Task to complete:
Give the data again, word for word.

Stored records:
-=-=-=-=-
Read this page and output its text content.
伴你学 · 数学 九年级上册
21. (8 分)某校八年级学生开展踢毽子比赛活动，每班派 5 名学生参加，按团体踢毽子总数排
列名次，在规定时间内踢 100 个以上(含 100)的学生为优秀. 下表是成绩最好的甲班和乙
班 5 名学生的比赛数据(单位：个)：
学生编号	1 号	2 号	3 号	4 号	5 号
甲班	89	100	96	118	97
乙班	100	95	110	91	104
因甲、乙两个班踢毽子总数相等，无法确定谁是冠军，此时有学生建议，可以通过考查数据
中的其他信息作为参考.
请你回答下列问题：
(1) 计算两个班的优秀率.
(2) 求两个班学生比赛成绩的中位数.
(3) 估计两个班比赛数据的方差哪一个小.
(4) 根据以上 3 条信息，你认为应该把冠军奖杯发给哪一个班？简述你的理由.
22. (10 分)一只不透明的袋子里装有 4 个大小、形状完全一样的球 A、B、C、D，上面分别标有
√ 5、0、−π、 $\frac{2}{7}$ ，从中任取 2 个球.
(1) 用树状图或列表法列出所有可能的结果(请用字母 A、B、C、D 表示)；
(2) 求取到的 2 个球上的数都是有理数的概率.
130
-=-=-=-=-
Output below:
Read this page and output its text content.
伴你学 · 数学 九年级上册
21. (8 分)某校八年级学生开展踢毽子比赛活动，每班派 5 名学生参加，按团体踢毽子总数排
列名次，在规定时间内踢 100 个以上(含 100)的学生为优秀. 下表是成绩最好的甲班和乙
班 5 名学生的比赛数据(单位：个)：
学生编号	1 号	2 号	3 号	4 号	5 号
甲班	89	100	96	118	97
乙班	100	95	110	91	104
因甲、乙两个班踢毽子总数相等，无法确定谁是冠军，此时有学生建议，可以通过考查数据
中的其他信息作为参考.
请你回答下列问题：
(1) 计算两个班的优秀率.
(2) 求两个班学生比赛成绩的中位数.
(3) 估计两个班比赛数据的方差哪一个小.
(4) 根据以上 3 条信息，你认为应该把冠军奖杯发给哪一个班？简述你的理由.
22. (10 分)一只不透明的袋子里装有 4 个大小、形状完全一样的球 A、B、C、D，上面分别标有
√ 5、0、−π、 $\frac{2}{7}$ ，从中任取 2 个球.
(1) 用树状图或列表法列出所有可能的结果(请用字母 A、B、C、D 表示)；
(2) 求取到的 2 个球上的数都是有理数的概率.
130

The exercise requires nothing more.